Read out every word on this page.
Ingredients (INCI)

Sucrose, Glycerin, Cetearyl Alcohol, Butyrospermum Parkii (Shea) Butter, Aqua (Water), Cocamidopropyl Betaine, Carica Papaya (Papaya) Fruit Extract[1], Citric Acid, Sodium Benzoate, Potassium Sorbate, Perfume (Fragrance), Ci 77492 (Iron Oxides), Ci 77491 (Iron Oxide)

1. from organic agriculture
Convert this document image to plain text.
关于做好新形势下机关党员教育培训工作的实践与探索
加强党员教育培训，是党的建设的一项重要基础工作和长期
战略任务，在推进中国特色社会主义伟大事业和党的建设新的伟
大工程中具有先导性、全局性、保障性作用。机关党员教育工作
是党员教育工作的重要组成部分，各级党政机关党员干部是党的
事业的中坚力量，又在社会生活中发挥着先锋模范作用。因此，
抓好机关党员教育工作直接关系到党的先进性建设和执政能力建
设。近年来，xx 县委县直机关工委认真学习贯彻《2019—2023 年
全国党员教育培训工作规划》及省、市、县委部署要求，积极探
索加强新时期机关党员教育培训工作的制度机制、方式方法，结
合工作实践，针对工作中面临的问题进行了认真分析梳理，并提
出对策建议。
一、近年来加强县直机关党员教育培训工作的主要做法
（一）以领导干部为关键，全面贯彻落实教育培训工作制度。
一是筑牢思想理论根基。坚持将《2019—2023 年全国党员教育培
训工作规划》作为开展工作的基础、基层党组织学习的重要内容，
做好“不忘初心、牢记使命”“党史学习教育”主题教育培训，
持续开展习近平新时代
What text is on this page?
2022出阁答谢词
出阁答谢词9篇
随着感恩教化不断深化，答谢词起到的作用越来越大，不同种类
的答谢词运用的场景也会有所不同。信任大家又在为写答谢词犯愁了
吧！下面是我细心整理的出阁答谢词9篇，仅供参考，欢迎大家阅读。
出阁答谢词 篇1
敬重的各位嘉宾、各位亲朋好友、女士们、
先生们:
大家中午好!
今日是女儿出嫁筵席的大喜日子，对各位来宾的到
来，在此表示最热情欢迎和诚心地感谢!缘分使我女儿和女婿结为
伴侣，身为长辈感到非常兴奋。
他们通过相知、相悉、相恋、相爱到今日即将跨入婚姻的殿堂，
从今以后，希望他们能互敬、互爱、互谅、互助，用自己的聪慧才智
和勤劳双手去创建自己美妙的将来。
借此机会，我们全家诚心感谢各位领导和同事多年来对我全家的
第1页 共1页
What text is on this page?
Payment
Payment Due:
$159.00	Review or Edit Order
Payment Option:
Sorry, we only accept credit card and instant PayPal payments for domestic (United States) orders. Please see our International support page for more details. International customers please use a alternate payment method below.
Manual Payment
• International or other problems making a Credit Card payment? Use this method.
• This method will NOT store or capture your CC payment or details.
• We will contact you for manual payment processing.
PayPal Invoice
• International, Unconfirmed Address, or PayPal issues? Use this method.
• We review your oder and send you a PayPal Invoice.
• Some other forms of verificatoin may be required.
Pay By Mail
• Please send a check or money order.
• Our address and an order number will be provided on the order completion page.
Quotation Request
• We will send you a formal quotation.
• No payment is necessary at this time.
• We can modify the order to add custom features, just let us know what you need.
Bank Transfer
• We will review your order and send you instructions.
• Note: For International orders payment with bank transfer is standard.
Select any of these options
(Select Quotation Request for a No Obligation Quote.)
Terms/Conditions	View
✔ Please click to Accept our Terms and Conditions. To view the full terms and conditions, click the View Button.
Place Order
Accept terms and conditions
·····
▸ Set exercise
Go through the records above and set each one down exactly, please.

▸ Exercise solution
Read out every word on this page.
Ingredients (INCI)

Sucrose, Glycerin, Cetearyl Alcohol, Butyrospermum Parkii (Shea) Butter, Aqua (Water), Cocamidopropyl Betaine, Carica Papaya (Papaya) Fruit Extract[1], Citric Acid, Sodium Benzoate, Potassium Sorbate, Perfume (Fragrance), Ci 77492 (Iron Oxides), Ci 77491 (Iron Oxide)

1. from organic agriculture
Convert this document image to plain text.
关于做好新形势下机关党员教育培训工作的实践与探索
加强党员教育培训，是党的建设的一项重要基础工作和长期
战略任务，在推进中国特色社会主义伟大事业和党的建设新的伟
大工程中具有先导性、全局性、保障性作用。机关党员教育工作
是党员教育工作的重要组成部分，各级党政机关党员干部是党的
事业的中坚力量，又在社会生活中发挥着先锋模范作用。因此，
抓好机关党员教育工作直接关系到党的先进性建设和执政能力建
设。近年来，xx 县委县直机关工委认真学习贯彻《2019—2023 年
全国党员教育培训工作规划》及省、市、县委部署要求，积极探
索加强新时期机关党员教育培训工作的制度机制、方式方法，结
合工作实践，针对工作中面临的问题进行了认真分析梳理，并提
出对策建议。
一、近年来加强县直机关党员教育培训工作的主要做法
（一）以领导干部为关键，全面贯彻落实教育培训工作制度。
一是筑牢思想理论根基。坚持将《2019—2023 年全国党员教育培
训工作规划》作为开展工作的基础、基层党组织学习的重要内容，
做好“不忘初心、牢记使命”“党史学习教育”主题教育培训，
持续开展习近平新时代
What text is on this page?
2022出阁答谢词
出阁答谢词9篇
随着感恩教化不断深化，答谢词起到的作用越来越大，不同种类
的答谢词运用的场景也会有所不同。信任大家又在为写答谢词犯愁了
吧！下面是我细心整理的出阁答谢词9篇，仅供参考，欢迎大家阅读。
出阁答谢词 篇1
敬重的各位嘉宾、各位亲朋好友、女士们、
先生们:
大家中午好!
今日是女儿出嫁筵席的大喜日子，对各位来宾的到
来，在此表示最热情欢迎和诚心地感谢!缘分使我女儿和女婿结为
伴侣，身为长辈感到非常兴奋。
他们通过相知、相悉、相恋、相爱到今日即将跨入婚姻的殿堂，
从今以后，希望他们能互敬、互爱、互谅、互助，用自己的聪慧才智
和勤劳双手去创建自己美妙的将来。
借此机会，我们全家诚心感谢各位领导和同事多年来对我全家的
第1页 共1页
What text is on this page?
Payment
Payment Due:
$159.00	Review or Edit Order
Payment Option:
Sorry, we only accept credit card and instant PayPal payments for domestic (United States) orders. Please see our International support page for more details. International customers please use a alternate payment method below.
Manual Payment
• International or other problems making a Credit Card payment? Use this method.
• This method will NOT store or capture your CC payment or details.
• We will contact you for manual payment processing.
PayPal Invoice
• International, Unconfirmed Address, or PayPal issues? Use this method.
• We review your oder and send you a PayPal Invoice.
• Some other forms of verificatoin may be required.
Pay By Mail
• Please send a check or money order.
• Our address and an order number will be provided on the order completion page.
Quotation Request
• We will send you a formal quotation.
• No payment is necessary at this time.
• We can modify the order to add custom features, just let us know what you need.
Bank Transfer
• We will review your order and send you instructions.
• Note: For International orders payment with bank transfer is standard.
Select any of these options
(Select Quotation Request for a No Obligation Quote.)
Terms/Conditions	View
✔ Please click to Accept our Terms and Conditions. To view the full terms and conditions, click the View Button.
Place Order
Accept terms and conditions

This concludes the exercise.